▶ _EXERCISE_:
Examine each line of the data. Copy those that contain the string "peut".
start SUPPLIED MATERIAL
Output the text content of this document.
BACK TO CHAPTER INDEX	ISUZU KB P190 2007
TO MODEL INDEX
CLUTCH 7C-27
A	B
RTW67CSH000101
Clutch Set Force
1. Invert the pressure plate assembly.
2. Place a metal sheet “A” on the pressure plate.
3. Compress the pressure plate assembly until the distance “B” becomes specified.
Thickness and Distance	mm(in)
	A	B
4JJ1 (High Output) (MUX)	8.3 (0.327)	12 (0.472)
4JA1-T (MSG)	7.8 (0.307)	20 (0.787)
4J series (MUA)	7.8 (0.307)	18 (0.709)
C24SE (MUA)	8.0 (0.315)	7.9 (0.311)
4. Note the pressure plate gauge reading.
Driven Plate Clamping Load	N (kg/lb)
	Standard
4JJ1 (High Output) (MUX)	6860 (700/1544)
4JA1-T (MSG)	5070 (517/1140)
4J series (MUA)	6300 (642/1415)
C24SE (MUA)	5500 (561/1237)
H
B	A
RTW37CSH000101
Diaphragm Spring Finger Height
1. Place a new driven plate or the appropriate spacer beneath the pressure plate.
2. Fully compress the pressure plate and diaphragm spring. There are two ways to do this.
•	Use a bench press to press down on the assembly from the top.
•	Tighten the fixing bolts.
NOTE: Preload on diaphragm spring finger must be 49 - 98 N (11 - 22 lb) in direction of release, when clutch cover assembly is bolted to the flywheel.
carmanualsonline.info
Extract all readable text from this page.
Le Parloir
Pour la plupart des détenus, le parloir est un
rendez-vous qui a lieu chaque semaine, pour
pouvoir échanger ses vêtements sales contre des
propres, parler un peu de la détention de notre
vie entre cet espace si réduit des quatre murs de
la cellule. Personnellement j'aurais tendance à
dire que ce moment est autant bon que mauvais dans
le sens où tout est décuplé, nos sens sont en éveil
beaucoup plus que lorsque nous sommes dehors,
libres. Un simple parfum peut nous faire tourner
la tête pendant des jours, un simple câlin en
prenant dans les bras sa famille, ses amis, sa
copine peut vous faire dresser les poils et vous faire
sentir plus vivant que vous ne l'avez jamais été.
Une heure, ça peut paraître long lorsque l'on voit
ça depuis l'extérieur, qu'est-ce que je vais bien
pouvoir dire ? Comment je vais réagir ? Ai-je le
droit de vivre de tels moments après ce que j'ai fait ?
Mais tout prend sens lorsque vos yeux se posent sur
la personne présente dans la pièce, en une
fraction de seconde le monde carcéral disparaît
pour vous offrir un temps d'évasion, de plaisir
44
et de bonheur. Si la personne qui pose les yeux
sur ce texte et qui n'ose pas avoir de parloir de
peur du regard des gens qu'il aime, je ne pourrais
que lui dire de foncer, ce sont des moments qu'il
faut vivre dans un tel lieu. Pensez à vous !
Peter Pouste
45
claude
end SUPPLIED MATERIAL
▶ _RESPONSE TO THE EXERCISE_:
libres. Un simple parfum peut nous faire tourner
copine peut vous faire dresser les poils et vous faire
Une heure, ça peut paraître long lorsque l'on voit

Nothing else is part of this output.